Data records
+===+

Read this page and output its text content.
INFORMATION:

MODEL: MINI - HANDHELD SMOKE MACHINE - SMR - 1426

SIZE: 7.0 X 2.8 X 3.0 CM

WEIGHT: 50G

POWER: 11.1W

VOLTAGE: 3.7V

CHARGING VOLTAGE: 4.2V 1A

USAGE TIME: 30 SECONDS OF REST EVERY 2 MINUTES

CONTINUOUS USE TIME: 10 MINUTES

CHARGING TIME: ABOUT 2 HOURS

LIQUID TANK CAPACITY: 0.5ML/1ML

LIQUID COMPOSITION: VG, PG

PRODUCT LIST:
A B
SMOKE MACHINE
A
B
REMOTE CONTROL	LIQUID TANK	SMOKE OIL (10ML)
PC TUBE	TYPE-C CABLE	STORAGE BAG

+===+

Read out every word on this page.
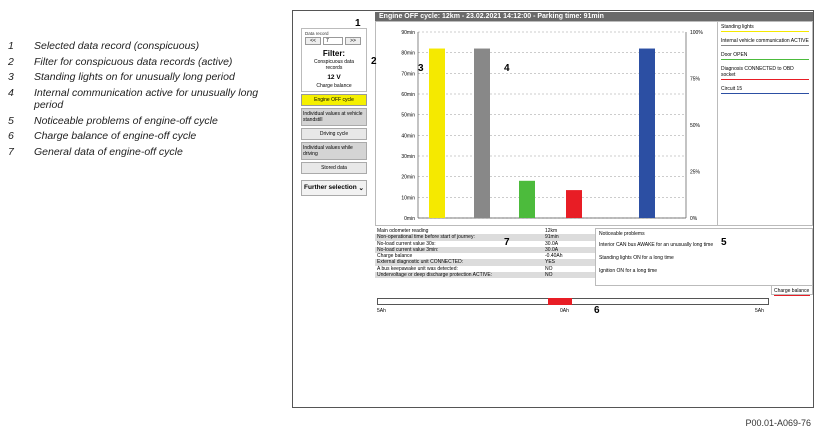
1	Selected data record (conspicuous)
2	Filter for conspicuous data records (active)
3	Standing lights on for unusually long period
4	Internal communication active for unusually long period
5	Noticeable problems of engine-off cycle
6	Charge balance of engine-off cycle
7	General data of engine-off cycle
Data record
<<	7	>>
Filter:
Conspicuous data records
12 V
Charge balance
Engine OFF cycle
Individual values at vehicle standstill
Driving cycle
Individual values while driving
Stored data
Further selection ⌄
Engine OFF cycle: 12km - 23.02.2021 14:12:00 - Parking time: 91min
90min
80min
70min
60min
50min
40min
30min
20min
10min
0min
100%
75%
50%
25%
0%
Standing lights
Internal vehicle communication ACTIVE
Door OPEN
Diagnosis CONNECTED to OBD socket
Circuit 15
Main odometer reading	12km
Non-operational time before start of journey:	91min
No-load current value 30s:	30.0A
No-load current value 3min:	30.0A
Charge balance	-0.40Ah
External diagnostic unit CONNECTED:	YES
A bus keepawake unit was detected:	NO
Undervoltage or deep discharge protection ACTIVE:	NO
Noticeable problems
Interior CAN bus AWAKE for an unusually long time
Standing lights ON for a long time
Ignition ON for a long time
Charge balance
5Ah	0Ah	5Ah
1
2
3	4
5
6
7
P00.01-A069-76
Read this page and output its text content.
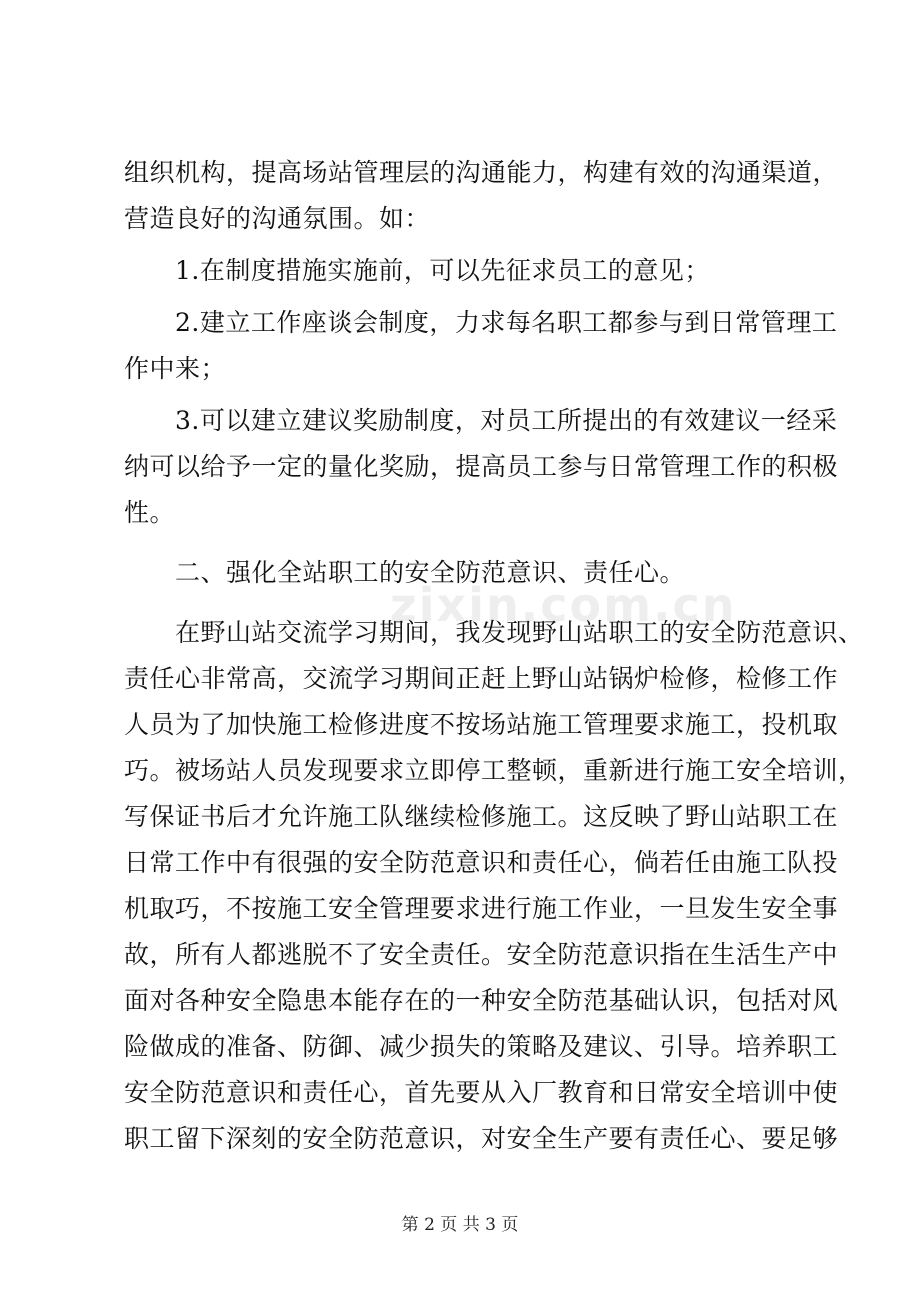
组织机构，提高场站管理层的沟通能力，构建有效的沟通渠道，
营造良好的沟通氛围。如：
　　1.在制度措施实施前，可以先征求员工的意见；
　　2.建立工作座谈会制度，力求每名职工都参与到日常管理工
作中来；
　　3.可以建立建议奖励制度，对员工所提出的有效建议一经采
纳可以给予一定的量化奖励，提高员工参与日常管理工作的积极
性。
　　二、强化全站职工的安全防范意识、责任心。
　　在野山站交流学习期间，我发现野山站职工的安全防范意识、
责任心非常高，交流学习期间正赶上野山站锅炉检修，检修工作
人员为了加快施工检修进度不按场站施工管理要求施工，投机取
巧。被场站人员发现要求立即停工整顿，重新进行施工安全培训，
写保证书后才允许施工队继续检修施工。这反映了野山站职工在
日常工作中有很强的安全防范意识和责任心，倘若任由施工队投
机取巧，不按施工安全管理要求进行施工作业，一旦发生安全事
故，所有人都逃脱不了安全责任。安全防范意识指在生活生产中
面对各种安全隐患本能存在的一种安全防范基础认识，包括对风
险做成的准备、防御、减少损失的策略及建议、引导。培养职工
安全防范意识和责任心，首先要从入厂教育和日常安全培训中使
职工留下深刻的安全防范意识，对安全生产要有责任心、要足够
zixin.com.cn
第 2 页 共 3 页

+===+

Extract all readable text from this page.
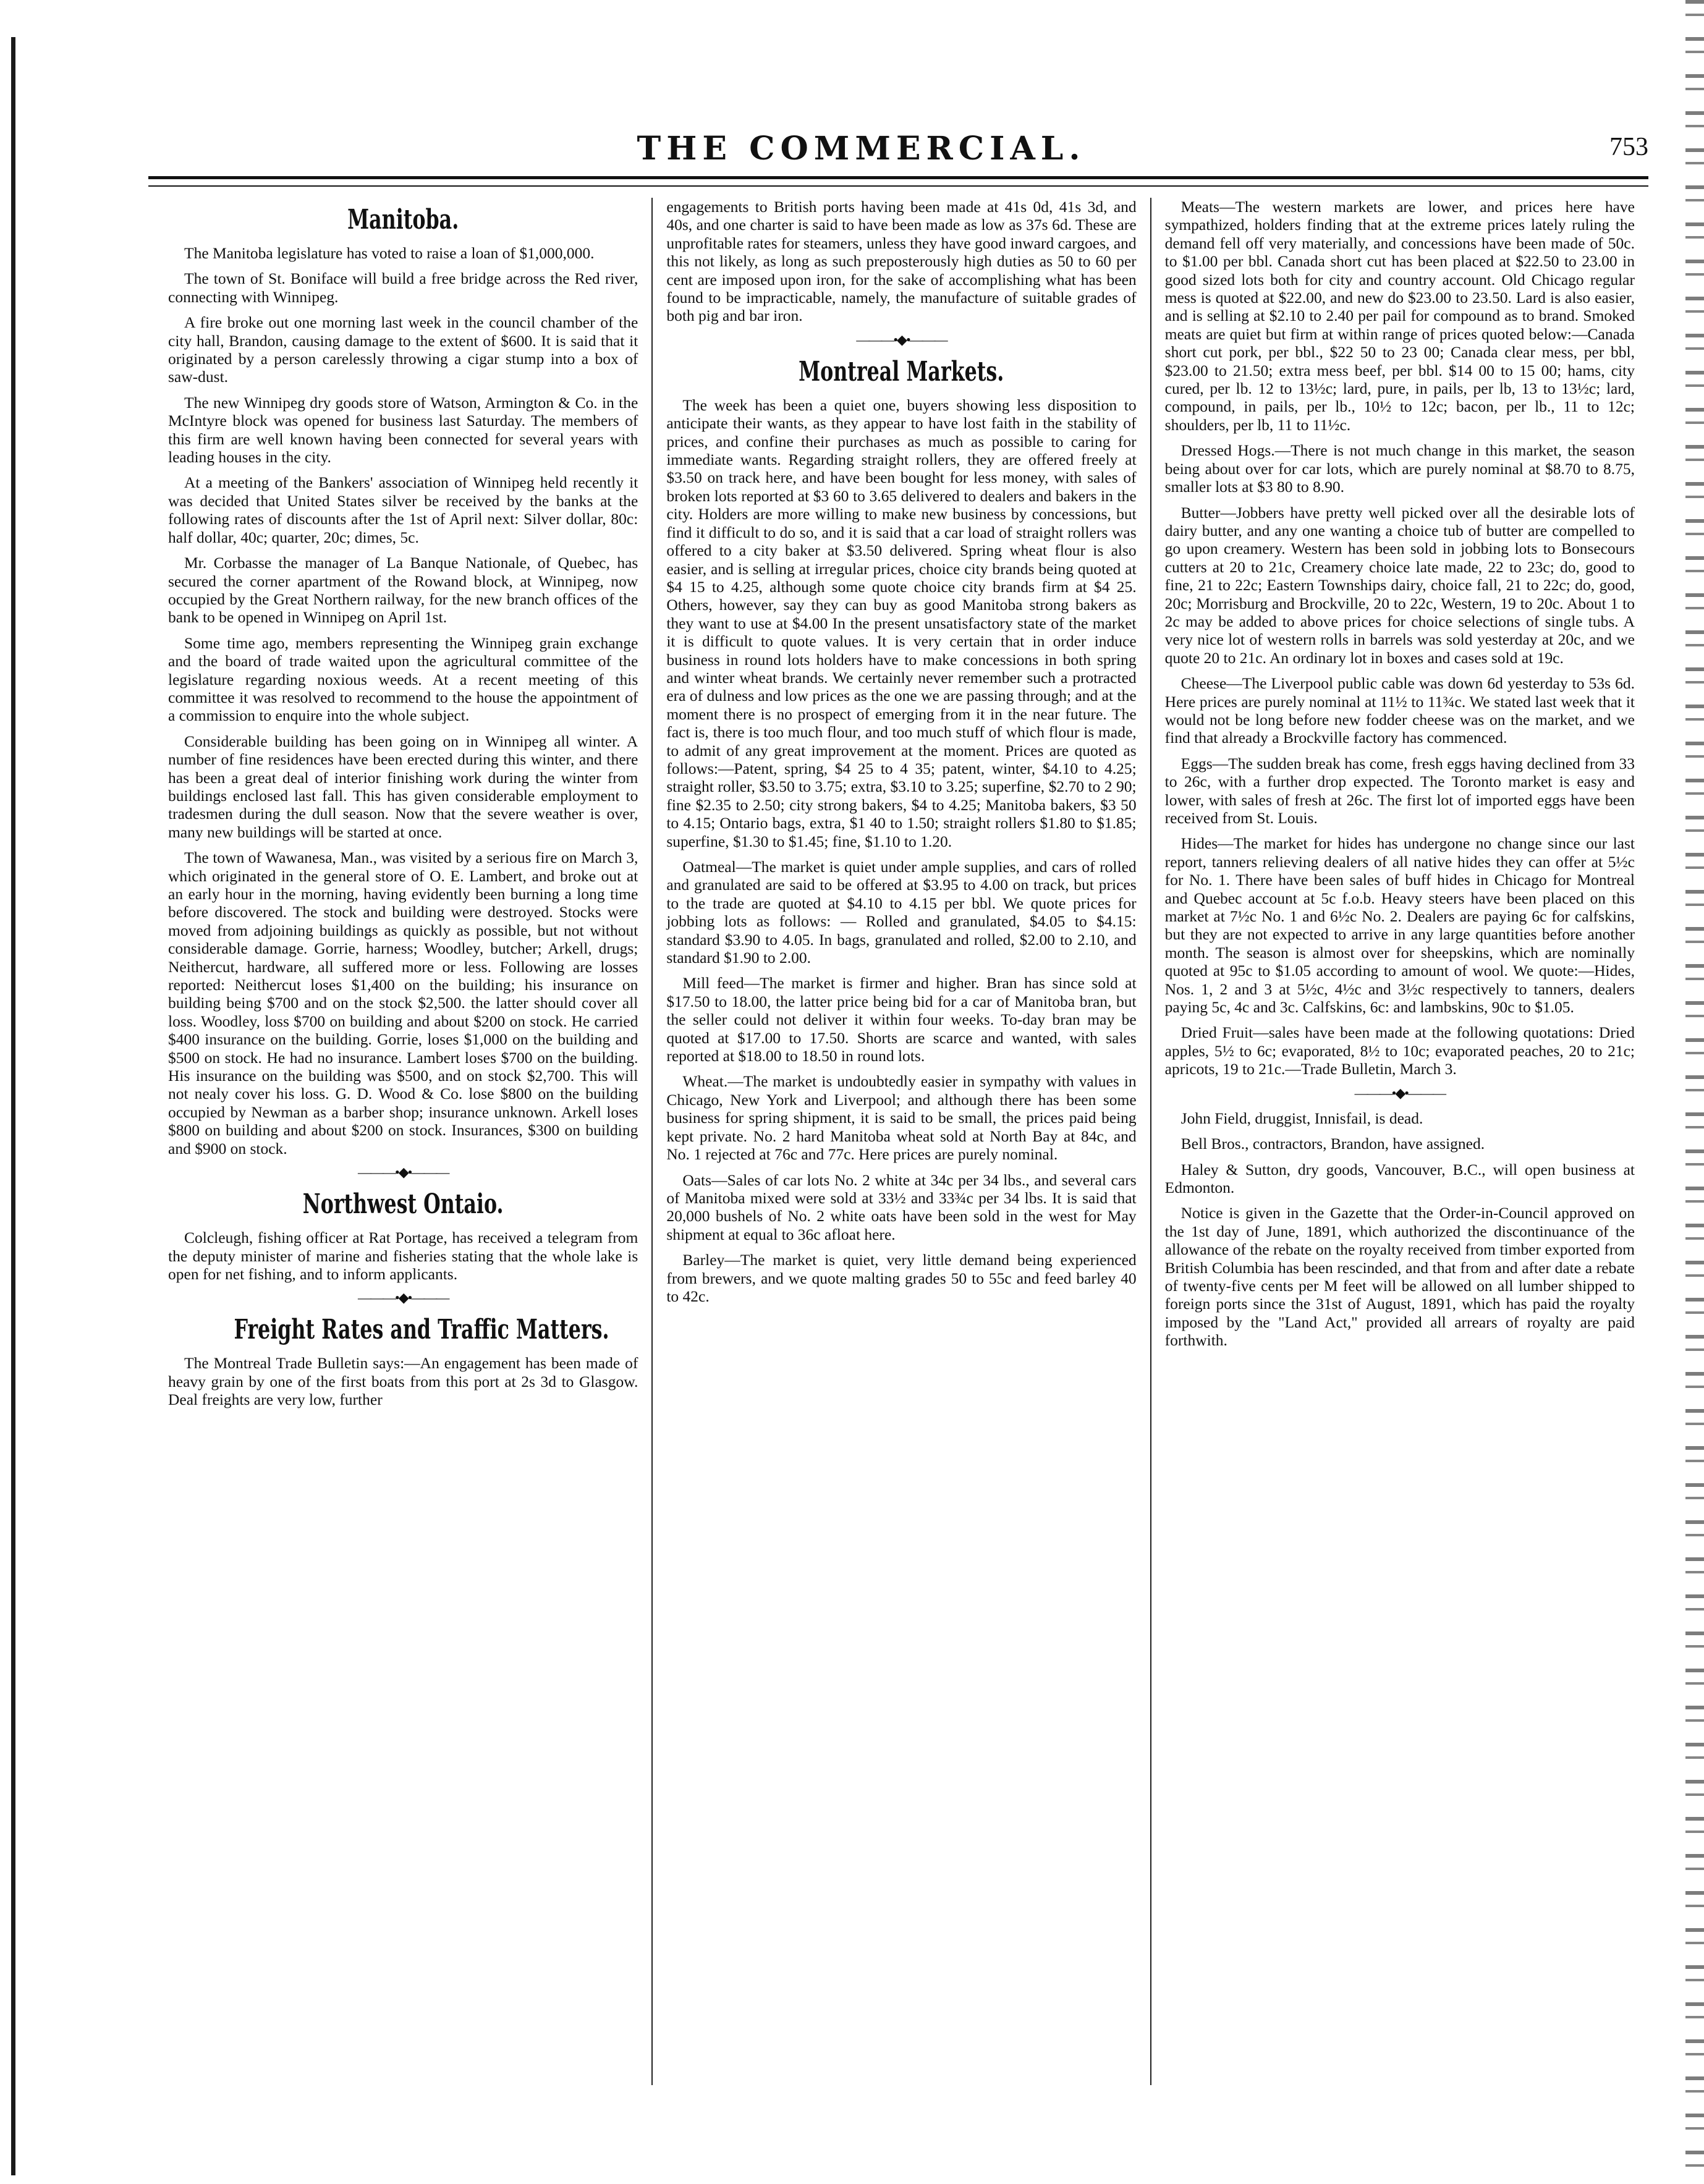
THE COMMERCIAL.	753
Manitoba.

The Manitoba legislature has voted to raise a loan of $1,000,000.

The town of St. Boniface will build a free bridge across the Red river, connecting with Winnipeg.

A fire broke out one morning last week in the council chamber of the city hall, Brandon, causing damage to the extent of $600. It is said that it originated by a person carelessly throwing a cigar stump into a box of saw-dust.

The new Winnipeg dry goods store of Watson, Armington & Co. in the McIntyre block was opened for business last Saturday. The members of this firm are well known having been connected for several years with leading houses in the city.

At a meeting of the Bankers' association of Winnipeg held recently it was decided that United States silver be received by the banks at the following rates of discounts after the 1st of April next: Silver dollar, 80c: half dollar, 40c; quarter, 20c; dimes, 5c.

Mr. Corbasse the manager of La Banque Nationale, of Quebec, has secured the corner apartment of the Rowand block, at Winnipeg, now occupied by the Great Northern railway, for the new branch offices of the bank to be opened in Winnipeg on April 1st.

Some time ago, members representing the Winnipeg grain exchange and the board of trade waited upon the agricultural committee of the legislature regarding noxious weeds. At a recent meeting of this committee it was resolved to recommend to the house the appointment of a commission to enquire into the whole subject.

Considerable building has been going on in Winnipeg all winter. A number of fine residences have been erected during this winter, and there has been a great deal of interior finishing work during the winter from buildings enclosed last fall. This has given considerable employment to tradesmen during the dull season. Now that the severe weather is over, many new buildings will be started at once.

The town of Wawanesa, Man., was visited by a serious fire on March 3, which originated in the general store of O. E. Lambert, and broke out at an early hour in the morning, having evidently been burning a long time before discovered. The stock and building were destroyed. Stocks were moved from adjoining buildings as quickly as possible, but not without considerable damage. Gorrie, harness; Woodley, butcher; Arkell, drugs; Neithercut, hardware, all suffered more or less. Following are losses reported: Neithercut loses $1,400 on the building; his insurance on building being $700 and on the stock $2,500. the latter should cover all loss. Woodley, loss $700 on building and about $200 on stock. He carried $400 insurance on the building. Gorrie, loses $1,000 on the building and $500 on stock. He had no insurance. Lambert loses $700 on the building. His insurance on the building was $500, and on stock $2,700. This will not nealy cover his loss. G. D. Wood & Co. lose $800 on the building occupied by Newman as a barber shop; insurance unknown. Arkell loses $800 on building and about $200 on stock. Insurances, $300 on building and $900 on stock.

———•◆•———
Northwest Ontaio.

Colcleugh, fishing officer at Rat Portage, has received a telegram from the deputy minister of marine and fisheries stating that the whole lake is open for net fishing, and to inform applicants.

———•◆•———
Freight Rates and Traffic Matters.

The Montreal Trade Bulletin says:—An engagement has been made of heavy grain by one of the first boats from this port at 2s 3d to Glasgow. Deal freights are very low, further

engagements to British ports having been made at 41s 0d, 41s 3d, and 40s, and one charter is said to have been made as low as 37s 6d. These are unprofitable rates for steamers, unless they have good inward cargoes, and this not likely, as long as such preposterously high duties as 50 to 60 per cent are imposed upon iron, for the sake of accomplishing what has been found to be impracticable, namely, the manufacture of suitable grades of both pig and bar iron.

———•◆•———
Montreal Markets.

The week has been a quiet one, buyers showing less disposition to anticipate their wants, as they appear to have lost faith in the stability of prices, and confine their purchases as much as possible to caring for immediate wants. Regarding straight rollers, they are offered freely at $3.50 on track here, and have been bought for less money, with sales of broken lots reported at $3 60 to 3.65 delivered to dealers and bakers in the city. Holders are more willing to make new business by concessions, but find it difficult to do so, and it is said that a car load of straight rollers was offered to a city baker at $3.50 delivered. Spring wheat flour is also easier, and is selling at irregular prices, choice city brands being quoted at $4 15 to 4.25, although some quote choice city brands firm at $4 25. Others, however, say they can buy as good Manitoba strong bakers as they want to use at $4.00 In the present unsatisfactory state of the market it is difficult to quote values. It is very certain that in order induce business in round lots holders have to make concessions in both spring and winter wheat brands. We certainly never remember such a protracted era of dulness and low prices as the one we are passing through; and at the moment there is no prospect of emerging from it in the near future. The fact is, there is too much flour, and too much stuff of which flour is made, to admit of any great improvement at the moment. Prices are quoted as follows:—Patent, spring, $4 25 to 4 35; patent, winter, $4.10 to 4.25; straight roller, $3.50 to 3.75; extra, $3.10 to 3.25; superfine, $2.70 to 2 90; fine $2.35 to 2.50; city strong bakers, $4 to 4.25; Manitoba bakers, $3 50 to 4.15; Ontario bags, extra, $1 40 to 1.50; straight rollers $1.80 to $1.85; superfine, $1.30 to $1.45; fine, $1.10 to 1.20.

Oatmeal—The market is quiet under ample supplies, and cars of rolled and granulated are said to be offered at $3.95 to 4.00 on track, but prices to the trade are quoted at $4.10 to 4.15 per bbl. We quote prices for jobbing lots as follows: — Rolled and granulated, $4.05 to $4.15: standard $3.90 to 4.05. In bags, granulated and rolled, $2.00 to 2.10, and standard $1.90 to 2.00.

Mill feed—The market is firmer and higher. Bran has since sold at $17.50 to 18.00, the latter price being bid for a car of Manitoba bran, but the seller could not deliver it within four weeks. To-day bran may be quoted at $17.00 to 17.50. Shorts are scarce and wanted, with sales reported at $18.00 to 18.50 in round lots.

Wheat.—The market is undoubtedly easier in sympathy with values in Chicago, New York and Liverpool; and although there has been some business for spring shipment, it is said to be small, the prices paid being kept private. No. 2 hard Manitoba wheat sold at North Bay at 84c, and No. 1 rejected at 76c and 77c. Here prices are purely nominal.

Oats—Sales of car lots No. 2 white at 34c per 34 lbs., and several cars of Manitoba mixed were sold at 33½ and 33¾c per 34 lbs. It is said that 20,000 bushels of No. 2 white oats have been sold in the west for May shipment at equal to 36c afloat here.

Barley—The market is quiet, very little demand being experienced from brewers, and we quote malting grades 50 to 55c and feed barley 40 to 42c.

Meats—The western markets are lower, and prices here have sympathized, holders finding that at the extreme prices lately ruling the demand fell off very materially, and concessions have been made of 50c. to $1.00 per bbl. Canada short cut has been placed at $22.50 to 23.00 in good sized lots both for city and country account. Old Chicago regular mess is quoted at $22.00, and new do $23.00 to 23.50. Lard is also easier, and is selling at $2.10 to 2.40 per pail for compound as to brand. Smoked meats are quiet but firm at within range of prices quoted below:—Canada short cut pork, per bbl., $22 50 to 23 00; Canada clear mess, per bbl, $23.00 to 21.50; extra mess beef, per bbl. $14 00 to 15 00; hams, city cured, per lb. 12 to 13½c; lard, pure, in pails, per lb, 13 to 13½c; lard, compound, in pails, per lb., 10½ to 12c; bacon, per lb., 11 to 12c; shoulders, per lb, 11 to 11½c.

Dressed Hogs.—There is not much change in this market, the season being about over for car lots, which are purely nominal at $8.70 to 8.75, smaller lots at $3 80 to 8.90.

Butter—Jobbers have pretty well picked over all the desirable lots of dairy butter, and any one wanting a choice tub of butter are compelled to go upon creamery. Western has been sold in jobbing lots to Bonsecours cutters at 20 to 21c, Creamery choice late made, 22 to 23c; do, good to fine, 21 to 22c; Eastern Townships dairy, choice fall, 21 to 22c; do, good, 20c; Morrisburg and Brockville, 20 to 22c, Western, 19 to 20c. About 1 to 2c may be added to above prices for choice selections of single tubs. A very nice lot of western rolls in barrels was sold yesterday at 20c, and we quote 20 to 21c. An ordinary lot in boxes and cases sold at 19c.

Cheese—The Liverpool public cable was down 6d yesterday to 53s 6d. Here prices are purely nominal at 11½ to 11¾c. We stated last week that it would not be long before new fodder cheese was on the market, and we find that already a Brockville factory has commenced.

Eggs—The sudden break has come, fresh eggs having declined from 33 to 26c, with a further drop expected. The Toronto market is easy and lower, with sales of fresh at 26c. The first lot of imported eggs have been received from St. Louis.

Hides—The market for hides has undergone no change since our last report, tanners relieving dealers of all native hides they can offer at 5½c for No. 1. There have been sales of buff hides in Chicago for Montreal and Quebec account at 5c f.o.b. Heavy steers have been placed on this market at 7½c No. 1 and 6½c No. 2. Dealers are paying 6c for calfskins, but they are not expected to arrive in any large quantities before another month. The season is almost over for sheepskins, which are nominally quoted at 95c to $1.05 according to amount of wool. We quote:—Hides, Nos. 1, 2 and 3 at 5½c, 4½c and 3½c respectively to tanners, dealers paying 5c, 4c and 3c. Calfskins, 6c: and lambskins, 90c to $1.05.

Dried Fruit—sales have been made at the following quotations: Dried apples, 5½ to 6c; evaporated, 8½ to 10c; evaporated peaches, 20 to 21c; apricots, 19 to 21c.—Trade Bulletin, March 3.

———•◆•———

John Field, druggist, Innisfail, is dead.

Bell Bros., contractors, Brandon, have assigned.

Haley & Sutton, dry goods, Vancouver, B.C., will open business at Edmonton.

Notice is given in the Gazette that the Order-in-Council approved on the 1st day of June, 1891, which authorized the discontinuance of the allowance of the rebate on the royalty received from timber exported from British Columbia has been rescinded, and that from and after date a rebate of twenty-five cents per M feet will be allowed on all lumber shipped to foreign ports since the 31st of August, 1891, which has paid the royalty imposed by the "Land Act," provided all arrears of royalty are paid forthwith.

+===+

▶ **Brief**: In the entries above, find each line with the word "goods" and copy it.

▶ **Finished answer**:
The new Winnipeg dry goods store of Watson, Armington & Co. in the McIntyre block was opened for business last Saturday. The members of this firm are well known having been connected for several years with leading houses in the city.
Haley & Sutton, dry goods, Vancouver, B.C., will open business at Edmonton.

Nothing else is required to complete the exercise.